*** Input data

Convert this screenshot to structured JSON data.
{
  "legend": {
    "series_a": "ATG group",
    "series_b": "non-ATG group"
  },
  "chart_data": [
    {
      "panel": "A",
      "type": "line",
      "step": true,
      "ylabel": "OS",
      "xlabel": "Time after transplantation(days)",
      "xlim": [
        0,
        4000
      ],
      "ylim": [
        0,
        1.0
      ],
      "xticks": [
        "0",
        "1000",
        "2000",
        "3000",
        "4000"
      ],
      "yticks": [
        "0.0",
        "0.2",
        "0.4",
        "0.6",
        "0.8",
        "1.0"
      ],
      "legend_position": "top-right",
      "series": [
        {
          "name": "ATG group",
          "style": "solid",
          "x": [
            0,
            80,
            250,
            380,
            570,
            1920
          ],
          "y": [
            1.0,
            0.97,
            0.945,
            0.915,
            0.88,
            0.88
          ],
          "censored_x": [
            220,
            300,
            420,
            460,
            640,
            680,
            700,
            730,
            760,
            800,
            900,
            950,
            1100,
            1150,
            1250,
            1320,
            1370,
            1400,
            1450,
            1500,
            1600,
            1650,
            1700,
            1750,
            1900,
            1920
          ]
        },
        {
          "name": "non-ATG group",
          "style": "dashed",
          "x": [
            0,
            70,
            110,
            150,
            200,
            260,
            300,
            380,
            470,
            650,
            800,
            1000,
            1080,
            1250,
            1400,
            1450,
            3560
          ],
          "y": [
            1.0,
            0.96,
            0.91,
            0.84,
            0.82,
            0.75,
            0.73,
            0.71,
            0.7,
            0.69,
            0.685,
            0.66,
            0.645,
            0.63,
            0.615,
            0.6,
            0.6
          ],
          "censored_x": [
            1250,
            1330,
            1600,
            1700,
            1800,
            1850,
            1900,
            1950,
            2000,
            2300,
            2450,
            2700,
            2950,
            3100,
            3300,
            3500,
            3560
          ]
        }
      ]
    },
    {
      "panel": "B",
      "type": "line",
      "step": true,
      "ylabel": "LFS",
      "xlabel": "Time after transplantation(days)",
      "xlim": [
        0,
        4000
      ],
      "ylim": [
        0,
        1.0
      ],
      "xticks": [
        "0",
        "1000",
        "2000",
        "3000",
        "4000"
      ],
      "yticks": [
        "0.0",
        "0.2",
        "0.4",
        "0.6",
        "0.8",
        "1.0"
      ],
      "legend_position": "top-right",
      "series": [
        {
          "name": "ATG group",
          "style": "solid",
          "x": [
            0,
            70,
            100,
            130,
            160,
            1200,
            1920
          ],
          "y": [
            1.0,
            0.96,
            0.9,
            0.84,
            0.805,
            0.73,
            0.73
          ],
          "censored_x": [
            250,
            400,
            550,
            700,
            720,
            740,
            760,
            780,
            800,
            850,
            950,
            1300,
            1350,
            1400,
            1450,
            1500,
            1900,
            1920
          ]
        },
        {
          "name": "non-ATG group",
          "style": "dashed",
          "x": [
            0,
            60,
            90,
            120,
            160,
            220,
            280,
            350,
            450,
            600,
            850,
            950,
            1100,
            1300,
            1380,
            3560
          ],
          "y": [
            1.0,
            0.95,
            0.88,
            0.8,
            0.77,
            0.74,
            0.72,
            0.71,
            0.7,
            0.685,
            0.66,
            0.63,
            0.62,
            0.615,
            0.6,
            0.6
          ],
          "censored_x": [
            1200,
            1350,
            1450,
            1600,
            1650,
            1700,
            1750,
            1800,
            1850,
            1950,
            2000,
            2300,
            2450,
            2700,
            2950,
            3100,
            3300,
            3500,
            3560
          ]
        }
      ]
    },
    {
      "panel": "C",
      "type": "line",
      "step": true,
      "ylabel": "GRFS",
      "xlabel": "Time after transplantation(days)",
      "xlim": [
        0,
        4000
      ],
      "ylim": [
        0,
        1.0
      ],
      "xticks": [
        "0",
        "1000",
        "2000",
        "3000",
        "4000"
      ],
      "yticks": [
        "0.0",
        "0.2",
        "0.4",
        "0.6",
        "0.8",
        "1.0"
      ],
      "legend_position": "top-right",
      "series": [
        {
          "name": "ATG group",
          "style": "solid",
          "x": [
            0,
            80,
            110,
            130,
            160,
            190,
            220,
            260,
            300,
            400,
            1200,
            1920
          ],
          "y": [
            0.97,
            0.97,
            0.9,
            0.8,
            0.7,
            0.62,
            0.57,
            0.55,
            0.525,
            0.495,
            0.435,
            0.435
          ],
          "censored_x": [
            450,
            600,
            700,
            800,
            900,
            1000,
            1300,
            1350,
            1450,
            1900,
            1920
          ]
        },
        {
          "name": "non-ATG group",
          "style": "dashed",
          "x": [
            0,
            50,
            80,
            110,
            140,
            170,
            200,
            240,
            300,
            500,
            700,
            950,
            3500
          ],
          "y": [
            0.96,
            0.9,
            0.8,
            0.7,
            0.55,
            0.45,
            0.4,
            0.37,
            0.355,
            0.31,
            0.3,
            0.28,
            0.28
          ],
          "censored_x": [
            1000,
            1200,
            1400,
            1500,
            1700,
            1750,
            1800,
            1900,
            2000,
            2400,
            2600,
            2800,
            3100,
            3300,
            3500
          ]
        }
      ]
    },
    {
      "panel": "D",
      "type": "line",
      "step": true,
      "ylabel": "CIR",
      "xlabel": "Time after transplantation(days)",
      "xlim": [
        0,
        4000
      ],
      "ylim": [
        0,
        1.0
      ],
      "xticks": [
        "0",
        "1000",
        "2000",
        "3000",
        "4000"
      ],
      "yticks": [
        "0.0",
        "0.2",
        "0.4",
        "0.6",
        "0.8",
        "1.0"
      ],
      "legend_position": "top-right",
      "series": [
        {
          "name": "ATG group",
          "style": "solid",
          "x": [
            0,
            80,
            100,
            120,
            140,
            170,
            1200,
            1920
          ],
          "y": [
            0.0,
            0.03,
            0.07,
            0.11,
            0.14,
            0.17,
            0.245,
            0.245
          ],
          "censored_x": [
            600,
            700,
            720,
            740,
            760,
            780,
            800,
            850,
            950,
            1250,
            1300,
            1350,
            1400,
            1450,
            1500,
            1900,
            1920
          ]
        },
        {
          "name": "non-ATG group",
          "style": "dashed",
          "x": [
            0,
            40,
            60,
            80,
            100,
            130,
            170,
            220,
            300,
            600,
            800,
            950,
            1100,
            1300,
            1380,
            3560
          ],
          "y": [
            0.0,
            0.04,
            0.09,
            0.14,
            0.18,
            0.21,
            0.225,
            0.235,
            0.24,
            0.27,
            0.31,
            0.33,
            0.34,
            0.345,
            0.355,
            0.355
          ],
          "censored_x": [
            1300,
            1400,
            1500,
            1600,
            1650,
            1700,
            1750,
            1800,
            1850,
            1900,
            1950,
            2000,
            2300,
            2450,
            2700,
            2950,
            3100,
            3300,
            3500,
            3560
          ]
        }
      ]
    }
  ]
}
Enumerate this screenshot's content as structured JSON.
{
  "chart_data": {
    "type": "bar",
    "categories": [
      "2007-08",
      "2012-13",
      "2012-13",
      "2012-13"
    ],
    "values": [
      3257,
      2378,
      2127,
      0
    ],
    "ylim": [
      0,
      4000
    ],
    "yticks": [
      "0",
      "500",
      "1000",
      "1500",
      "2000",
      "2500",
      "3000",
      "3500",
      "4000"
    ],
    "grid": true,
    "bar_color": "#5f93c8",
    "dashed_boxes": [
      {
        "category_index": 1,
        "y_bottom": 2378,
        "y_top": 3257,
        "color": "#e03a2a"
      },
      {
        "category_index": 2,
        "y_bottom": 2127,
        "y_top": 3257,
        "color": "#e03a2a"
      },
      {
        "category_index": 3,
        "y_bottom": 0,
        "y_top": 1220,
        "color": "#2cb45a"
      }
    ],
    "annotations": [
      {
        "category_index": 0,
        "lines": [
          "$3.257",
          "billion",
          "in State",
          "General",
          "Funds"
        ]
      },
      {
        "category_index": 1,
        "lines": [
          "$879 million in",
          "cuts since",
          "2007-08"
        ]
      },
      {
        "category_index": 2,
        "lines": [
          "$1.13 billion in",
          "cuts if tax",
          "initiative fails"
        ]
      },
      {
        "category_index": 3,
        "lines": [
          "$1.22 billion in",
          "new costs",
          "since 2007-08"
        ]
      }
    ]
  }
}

******

Pull out each line containing the word "ylabel" and copy it.

# Output
      "ylabel": "OS",
      "ylabel": "LFS",
      "ylabel": "GRFS",
      "ylabel": "CIR",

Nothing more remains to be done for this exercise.